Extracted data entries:
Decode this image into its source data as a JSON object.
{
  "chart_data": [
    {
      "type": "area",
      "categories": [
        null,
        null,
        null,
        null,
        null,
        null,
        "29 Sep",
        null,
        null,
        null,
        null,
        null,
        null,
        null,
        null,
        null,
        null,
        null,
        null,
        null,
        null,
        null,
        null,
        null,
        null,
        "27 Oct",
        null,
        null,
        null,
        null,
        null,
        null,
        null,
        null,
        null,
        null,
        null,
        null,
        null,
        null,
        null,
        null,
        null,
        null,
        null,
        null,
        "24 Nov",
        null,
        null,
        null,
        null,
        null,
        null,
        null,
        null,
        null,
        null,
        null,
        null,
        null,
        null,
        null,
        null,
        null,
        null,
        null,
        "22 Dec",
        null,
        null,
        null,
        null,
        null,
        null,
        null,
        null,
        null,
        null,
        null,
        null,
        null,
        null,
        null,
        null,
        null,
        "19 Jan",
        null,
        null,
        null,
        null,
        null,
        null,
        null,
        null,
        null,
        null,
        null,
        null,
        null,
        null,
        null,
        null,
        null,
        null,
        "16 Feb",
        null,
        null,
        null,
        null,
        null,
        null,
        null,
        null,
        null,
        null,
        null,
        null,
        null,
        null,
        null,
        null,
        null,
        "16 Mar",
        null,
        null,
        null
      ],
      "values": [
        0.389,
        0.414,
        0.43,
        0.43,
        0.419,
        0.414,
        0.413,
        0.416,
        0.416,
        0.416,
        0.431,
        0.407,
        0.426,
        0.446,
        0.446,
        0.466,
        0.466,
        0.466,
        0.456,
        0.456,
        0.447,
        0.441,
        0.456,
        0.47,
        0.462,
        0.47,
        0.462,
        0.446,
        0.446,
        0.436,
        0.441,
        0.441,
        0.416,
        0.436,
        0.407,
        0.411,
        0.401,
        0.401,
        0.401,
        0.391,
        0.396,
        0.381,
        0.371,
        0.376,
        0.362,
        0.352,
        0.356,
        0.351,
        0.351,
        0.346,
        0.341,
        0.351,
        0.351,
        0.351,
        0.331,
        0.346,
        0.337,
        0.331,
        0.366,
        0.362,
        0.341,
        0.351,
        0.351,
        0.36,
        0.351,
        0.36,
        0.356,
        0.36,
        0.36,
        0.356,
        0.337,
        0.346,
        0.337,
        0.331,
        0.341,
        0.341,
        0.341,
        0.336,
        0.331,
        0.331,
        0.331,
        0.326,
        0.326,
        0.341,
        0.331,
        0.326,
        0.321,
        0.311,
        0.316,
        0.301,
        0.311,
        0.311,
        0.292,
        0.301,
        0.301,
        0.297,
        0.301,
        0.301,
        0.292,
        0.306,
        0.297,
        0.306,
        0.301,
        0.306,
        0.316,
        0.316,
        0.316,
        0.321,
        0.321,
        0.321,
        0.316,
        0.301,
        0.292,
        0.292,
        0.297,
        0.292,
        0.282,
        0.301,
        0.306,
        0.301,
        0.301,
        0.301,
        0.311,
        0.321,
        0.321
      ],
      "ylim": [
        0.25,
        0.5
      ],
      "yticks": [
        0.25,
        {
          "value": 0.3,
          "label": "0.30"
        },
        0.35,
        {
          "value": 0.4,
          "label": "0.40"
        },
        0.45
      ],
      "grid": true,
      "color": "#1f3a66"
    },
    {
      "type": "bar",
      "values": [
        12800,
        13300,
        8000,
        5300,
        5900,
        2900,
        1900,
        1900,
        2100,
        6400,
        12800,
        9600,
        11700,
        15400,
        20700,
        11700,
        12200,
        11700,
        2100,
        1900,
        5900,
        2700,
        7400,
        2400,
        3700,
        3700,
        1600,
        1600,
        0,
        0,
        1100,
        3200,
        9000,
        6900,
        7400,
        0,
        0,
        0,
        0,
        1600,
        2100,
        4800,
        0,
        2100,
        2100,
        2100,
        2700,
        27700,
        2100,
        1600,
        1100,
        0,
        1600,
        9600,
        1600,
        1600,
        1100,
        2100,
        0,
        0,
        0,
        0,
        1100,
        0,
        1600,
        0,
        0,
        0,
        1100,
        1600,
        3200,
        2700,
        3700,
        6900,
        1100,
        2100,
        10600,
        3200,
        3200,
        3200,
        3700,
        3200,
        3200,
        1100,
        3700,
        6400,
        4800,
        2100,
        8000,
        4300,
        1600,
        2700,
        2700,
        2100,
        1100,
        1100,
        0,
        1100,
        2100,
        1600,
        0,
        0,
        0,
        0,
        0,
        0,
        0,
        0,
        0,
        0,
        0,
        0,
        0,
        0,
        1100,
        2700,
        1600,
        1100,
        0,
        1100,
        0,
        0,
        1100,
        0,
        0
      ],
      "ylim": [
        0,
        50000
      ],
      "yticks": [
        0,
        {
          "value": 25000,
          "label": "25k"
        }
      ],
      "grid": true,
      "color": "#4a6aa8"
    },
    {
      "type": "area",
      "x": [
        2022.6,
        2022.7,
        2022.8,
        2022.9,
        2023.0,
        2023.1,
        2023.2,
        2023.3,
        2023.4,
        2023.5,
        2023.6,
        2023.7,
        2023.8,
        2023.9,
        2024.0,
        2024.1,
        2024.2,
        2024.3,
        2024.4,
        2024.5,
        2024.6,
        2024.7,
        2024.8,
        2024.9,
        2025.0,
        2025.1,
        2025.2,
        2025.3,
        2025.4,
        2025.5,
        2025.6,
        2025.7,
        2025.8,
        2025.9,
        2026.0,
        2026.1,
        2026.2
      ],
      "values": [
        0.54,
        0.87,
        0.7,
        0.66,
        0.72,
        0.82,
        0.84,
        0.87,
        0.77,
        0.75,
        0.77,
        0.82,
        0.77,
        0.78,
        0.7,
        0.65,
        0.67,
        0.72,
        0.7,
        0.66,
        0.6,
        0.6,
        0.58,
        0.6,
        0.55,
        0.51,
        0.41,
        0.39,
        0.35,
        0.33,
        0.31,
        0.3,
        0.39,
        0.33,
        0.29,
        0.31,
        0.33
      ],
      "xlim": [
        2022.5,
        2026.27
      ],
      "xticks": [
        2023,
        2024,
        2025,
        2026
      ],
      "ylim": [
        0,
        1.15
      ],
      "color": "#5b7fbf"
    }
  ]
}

Written request = Copy out each record exactly as given, omitting none.

Solution to this task =
Decode this image into its source data as a JSON object.
{
  "chart_data": [
    {
      "type": "area",
      "categories": [
        null,
        null,
        null,
        null,
        null,
        null,
        "29 Sep",
        null,
        null,
        null,
        null,
        null,
        null,
        null,
        null,
        null,
        null,
        null,
        null,
        null,
        null,
        null,
        null,
        null,
        null,
        "27 Oct",
        null,
        null,
        null,
        null,
        null,
        null,
        null,
        null,
        null,
        null,
        null,
        null,
        null,
        null,
        null,
        null,
        null,
        null,
        null,
        null,
        "24 Nov",
        null,
        null,
        null,
        null,
        null,
        null,
        null,
        null,
        null,
        null,
        null,
        null,
        null,
        null,
        null,
        null,
        null,
        null,
        null,
        "22 Dec",
        null,
        null,
        null,
        null,
        null,
        null,
        null,
        null,
        null,
        null,
        null,
        null,
        null,
        null,
        null,
        null,
        null,
        "19 Jan",
        null,
        null,
        null,
        null,
        null,
        null,
        null,
        null,
        null,
        null,
        null,
        null,
        null,
        null,
        null,
        null,
        null,
        null,
        "16 Feb",
        null,
        null,
        null,
        null,
        null,
        null,
        null,
        null,
        null,
        null,
        null,
        null,
        null,
        null,
        null,
        null,
        null,
        "16 Mar",
        null,
        null,
        null
      ],
      "values": [
        0.389,
        0.414,
        0.43,
        0.43,
        0.419,
        0.414,
        0.413,
        0.416,
        0.416,
        0.416,
        0.431,
        0.407,
        0.426,
        0.446,
        0.446,
        0.466,
        0.466,
        0.466,
        0.456,
        0.456,
        0.447,
        0.441,
        0.456,
        0.47,
        0.462,
        0.47,
        0.462,
        0.446,
        0.446,
        0.436,
        0.441,
        0.441,
        0.416,
        0.436,
        0.407,
        0.411,
        0.401,
        0.401,
        0.401,
        0.391,
        0.396,
        0.381,
        0.371,
        0.376,
        0.362,
        0.352,
        0.356,
        0.351,
        0.351,
        0.346,
        0.341,
        0.351,
        0.351,
        0.351,
        0.331,
        0.346,
        0.337,
        0.331,
        0.366,
        0.362,
        0.341,
        0.351,
        0.351,
        0.36,
        0.351,
        0.36,
        0.356,
        0.36,
        0.36,
        0.356,
        0.337,
        0.346,
        0.337,
        0.331,
        0.341,
        0.341,
        0.341,
        0.336,
        0.331,
        0.331,
        0.331,
        0.326,
        0.326,
        0.341,
        0.331,
        0.326,
        0.321,
        0.311,
        0.316,
        0.301,
        0.311,
        0.311,
        0.292,
        0.301,
        0.301,
        0.297,
        0.301,
        0.301,
        0.292,
        0.306,
        0.297,
        0.306,
        0.301,
        0.306,
        0.316,
        0.316,
        0.316,
        0.321,
        0.321,
        0.321,
        0.316,
        0.301,
        0.292,
        0.292,
        0.297,
        0.292,
        0.282,
        0.301,
        0.306,
        0.301,
        0.301,
        0.301,
        0.311,
        0.321,
        0.321
      ],
      "ylim": [
        0.25,
        0.5
      ],
      "yticks": [
        0.25,
        {
          "value": 0.3,
          "label": "0.30"
        },
        0.35,
        {
          "value": 0.4,
          "label": "0.40"
        },
        0.45
      ],
      "grid": true,
      "color": "#1f3a66"
    },
    {
      "type": "bar",
      "values": [
        12800,
        13300,
        8000,
        5300,
        5900,
        2900,
        1900,
        1900,
        2100,
        6400,
        12800,
        9600,
        11700,
        15400,
        20700,
        11700,
        12200,
        11700,
        2100,
        1900,
        5900,
        2700,
        7400,
        2400,
        3700,
        3700,
        1600,
        1600,
        0,
        0,
        1100,
        3200,
        9000,
        6900,
        7400,
        0,
        0,
        0,
        0,
        1600,
        2100,
        4800,
        0,
        2100,
        2100,
        2100,
        2700,
        27700,
        2100,
        1600,
        1100,
        0,
        1600,
        9600,
        1600,
        1600,
        1100,
        2100,
        0,
        0,
        0,
        0,
        1100,
        0,
        1600,
        0,
        0,
        0,
        1100,
        1600,
        3200,
        2700,
        3700,
        6900,
        1100,
        2100,
        10600,
        3200,
        3200,
        3200,
        3700,
        3200,
        3200,
        1100,
        3700,
        6400,
        4800,
        2100,
        8000,
        4300,
        1600,
        2700,
        2700,
        2100,
        1100,
        1100,
        0,
        1100,
        2100,
        1600,
        0,
        0,
        0,
        0,
        0,
        0,
        0,
        0,
        0,
        0,
        0,
        0,
        0,
        0,
        1100,
        2700,
        1600,
        1100,
        0,
        1100,
        0,
        0,
        1100,
        0,
        0
      ],
      "ylim": [
        0,
        50000
      ],
      "yticks": [
        0,
        {
          "value": 25000,
          "label": "25k"
        }
      ],
      "grid": true,
      "color": "#4a6aa8"
    },
    {
      "type": "area",
      "x": [
        2022.6,
        2022.7,
        2022.8,
        2022.9,
        2023.0,
        2023.1,
        2023.2,
        2023.3,
        2023.4,
        2023.5,
        2023.6,
        2023.7,
        2023.8,
        2023.9,
        2024.0,
        2024.1,
        2024.2,
        2024.3,
        2024.4,
        2024.5,
        2024.6,
        2024.7,
        2024.8,
        2024.9,
        2025.0,
        2025.1,
        2025.2,
        2025.3,
        2025.4,
        2025.5,
        2025.6,
        2025.7,
        2025.8,
        2025.9,
        2026.0,
        2026.1,
        2026.2
      ],
      "values": [
        0.54,
        0.87,
        0.7,
        0.66,
        0.72,
        0.82,
        0.84,
        0.87,
        0.77,
        0.75,
        0.77,
        0.82,
        0.77,
        0.78,
        0.7,
        0.65,
        0.67,
        0.72,
        0.7,
        0.66,
        0.6,
        0.6,
        0.58,
        0.6,
        0.55,
        0.51,
        0.41,
        0.39,
        0.35,
        0.33,
        0.31,
        0.3,
        0.39,
        0.33,
        0.29,
        0.31,
        0.33
      ],
      "xlim": [
        2022.5,
        2026.27
      ],
      "xticks": [
        2023,
        2024,
        2025,
        2026
      ],
      "ylim": [
        0,
        1.15
      ],
      "color": "#5b7fbf"
    }
  ]
}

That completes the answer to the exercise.